▶ The problem: Count how many lines include "structured" and answer with that number only.

─── Data lines ───

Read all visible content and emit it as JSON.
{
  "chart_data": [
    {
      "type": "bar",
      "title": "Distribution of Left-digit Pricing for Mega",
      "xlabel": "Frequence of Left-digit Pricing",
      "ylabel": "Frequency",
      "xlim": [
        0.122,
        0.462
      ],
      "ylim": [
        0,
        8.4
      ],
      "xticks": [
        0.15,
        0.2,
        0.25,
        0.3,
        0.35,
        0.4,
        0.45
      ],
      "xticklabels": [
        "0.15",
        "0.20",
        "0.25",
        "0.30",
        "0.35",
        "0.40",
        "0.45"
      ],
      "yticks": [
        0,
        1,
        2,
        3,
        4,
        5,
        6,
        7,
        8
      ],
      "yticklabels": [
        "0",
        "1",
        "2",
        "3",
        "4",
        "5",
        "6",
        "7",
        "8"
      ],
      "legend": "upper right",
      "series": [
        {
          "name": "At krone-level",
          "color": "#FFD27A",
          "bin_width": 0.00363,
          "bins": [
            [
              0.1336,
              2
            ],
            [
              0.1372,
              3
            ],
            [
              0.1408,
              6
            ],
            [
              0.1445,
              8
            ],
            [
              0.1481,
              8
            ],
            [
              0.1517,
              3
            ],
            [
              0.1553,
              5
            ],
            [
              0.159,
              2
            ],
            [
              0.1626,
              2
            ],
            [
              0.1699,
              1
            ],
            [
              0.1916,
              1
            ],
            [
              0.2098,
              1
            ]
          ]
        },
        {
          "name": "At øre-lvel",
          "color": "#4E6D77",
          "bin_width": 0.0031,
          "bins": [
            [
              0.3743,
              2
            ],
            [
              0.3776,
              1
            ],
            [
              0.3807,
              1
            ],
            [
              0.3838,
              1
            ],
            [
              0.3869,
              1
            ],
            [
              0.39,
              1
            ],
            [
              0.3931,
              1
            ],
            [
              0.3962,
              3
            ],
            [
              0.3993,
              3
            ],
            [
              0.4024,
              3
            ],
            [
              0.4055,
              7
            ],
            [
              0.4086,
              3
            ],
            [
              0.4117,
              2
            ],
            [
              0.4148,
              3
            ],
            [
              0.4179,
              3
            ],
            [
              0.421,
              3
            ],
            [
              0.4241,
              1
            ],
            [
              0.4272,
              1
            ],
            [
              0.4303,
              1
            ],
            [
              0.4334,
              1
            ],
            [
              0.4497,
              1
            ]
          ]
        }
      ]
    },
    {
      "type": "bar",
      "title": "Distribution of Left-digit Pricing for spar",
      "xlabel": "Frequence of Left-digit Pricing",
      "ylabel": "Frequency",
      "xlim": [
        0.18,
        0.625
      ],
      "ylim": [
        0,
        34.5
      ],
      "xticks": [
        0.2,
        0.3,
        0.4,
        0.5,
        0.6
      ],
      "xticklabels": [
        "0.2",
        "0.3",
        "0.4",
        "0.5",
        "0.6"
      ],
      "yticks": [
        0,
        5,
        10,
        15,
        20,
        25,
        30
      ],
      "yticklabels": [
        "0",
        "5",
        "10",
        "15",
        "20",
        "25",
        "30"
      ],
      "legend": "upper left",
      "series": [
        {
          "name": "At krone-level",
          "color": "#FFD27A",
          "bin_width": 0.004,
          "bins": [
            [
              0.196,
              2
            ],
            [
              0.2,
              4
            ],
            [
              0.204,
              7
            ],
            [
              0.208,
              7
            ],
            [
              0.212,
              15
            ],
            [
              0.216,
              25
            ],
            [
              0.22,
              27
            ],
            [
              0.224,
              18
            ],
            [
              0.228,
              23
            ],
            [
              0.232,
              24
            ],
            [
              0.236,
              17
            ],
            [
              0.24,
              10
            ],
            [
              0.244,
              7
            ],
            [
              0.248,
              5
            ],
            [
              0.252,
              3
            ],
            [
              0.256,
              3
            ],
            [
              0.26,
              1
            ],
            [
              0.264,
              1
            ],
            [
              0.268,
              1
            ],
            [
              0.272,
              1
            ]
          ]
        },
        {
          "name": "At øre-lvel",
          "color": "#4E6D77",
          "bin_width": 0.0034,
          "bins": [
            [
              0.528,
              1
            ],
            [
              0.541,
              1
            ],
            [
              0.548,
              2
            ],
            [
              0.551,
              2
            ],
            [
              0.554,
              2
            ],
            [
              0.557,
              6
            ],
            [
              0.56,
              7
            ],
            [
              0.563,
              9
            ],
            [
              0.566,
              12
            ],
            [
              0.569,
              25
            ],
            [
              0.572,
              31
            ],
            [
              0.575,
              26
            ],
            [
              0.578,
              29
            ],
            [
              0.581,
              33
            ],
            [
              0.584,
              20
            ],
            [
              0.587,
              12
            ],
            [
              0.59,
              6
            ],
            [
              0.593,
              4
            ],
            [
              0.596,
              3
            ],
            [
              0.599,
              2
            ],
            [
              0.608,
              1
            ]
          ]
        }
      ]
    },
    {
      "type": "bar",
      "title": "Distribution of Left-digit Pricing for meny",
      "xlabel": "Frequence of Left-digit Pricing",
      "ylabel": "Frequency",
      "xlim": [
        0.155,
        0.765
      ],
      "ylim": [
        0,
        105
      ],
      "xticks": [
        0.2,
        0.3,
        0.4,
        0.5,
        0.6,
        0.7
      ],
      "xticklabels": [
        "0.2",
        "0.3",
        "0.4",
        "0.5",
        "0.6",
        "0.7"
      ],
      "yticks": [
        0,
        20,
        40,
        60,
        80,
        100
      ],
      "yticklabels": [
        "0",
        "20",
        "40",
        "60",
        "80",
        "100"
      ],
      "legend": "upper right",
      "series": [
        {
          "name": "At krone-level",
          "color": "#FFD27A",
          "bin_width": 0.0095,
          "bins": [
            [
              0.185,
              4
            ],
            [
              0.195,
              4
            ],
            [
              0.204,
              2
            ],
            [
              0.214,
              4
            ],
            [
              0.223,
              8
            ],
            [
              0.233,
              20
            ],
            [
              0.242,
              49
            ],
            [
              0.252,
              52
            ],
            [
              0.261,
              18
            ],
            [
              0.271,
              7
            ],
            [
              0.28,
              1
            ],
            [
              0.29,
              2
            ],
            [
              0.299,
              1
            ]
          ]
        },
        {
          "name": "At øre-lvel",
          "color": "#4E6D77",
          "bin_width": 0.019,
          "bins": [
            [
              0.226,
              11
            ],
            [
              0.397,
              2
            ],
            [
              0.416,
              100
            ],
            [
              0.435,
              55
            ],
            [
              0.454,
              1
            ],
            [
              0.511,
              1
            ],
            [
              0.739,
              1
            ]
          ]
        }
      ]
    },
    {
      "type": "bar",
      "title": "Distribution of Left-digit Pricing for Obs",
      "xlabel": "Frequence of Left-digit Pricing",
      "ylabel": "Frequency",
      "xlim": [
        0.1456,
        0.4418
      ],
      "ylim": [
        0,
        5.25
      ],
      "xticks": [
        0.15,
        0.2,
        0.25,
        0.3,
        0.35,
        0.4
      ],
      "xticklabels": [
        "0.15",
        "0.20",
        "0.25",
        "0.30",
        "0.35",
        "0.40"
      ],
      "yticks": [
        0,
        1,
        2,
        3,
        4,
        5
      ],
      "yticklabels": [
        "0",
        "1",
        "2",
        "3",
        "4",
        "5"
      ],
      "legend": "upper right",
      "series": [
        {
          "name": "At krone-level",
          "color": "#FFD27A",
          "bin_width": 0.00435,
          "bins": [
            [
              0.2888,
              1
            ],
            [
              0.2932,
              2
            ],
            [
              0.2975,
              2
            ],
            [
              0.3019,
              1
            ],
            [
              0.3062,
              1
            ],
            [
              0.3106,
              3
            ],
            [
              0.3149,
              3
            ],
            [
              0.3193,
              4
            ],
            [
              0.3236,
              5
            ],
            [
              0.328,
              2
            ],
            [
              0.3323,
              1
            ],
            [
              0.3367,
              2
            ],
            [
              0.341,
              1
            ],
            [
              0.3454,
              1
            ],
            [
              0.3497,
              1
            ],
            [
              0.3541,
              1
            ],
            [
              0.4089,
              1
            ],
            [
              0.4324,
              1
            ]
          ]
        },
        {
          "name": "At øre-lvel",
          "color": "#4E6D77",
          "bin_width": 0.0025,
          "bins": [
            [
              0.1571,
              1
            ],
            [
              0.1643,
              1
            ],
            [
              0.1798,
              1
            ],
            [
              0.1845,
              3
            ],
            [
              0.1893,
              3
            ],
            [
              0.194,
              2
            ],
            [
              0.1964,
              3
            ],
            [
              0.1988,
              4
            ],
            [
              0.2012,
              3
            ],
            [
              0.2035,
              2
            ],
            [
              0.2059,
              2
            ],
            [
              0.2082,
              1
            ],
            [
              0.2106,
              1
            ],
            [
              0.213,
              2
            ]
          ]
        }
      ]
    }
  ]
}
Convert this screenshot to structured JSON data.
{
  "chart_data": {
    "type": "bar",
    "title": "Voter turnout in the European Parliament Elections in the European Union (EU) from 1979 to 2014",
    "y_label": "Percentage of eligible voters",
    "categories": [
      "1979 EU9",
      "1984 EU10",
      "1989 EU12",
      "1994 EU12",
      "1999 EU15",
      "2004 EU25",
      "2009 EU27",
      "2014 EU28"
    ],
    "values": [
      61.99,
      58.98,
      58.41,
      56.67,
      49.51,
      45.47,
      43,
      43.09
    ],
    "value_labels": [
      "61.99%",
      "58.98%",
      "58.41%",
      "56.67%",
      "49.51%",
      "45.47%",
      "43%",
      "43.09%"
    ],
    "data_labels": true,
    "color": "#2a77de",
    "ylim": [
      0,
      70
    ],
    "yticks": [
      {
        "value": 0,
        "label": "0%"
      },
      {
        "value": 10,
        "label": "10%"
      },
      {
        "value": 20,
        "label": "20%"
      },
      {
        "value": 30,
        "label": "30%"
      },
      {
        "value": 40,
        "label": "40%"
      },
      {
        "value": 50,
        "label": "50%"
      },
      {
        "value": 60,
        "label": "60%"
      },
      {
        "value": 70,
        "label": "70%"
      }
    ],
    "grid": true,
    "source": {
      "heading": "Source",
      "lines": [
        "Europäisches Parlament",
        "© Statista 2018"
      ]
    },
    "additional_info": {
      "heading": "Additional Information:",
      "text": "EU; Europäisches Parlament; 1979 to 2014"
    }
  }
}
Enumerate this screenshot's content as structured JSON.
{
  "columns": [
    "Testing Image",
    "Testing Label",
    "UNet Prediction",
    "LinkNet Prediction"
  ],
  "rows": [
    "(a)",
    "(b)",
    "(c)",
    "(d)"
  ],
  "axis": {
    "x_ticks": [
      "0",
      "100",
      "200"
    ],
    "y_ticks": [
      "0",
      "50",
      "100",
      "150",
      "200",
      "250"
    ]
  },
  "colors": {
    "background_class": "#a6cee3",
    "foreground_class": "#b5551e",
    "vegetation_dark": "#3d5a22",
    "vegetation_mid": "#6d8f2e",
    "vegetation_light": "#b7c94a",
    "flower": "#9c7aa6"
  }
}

───

▶ Reply to the task: 2